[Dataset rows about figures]
● ● ●
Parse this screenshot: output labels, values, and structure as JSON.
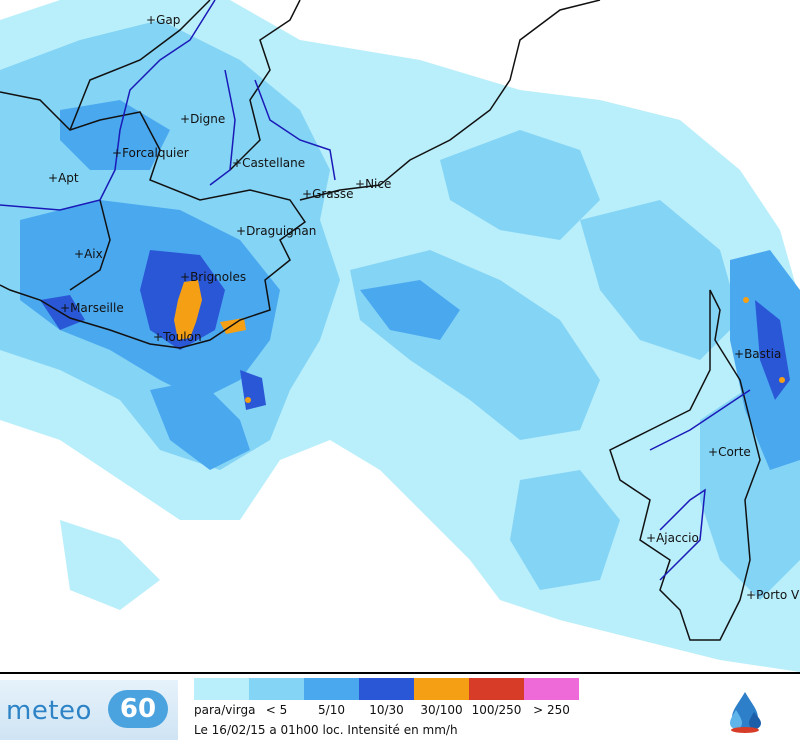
{
  "map": {
    "cities": [
      {
        "name": "Gap"
      },
      {
        "name": "Digne"
      },
      {
        "name": "Forcalquier"
      },
      {
        "name": "Castellane"
      },
      {
        "name": "Apt"
      },
      {
        "name": "Grasse"
      },
      {
        "name": "Nice"
      },
      {
        "name": "Draguignan"
      },
      {
        "name": "Aix"
      },
      {
        "name": "Brignoles"
      },
      {
        "name": "Marseille"
      },
      {
        "name": "Toulon"
      },
      {
        "name": "Bastia"
      },
      {
        "name": "Corte"
      },
      {
        "name": "Ajaccio"
      },
      {
        "name": "Porto V"
      }
    ],
    "marker_symbol": "+"
  },
  "brand": {
    "name": "meteo",
    "badge": "60",
    "partner_icon": "water-drops-logo-icon"
  },
  "legend": {
    "items": [
      {
        "label": "para/virga",
        "color": "#b9eefb"
      },
      {
        "label": "< 5",
        "color": "#84d4f5"
      },
      {
        "label": "5/10",
        "color": "#4aa8ef"
      },
      {
        "label": "10/30",
        "color": "#2a57d6"
      },
      {
        "label": "30/100",
        "color": "#f5a014"
      },
      {
        "label": "100/250",
        "color": "#d63c27"
      },
      {
        "label": "> 250",
        "color": "#ee6ad8"
      }
    ],
    "caption": "Le 16/02/15 a 01h00 loc. Intensité en mm/h"
  }
}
● ● ●
◆ TASK REQUIREMENTS:
Without the pictures, write out the whole listing above exactly as it appears.

◆ ANSWER TO THIS PROBLEM:
Parse this screenshot: output labels, values, and structure as JSON.
{
  "map": {
    "cities": [
      {
        "name": "Gap"
      },
      {
        "name": "Digne"
      },
      {
        "name": "Forcalquier"
      },
      {
        "name": "Castellane"
      },
      {
        "name": "Apt"
      },
      {
        "name": "Grasse"
      },
      {
        "name": "Nice"
      },
      {
        "name": "Draguignan"
      },
      {
        "name": "Aix"
      },
      {
        "name": "Brignoles"
      },
      {
        "name": "Marseille"
      },
      {
        "name": "Toulon"
      },
      {
        "name": "Bastia"
      },
      {
        "name": "Corte"
      },
      {
        "name": "Ajaccio"
      },
      {
        "name": "Porto V"
      }
    ],
    "marker_symbol": "+"
  },
  "brand": {
    "name": "meteo",
    "badge": "60",
    "partner_icon": "water-drops-logo-icon"
  },
  "legend": {
    "items": [
      {
        "label": "para/virga",
        "color": "#b9eefb"
      },
      {
        "label": "< 5",
        "color": "#84d4f5"
      },
      {
        "label": "5/10",
        "color": "#4aa8ef"
      },
      {
        "label": "10/30",
        "color": "#2a57d6"
      },
      {
        "label": "30/100",
        "color": "#f5a014"
      },
      {
        "label": "100/250",
        "color": "#d63c27"
      },
      {
        "label": "> 250",
        "color": "#ee6ad8"
      }
    ],
    "caption": "Le 16/02/15 a 01h00 loc. Intensité en mm/h"
  }
}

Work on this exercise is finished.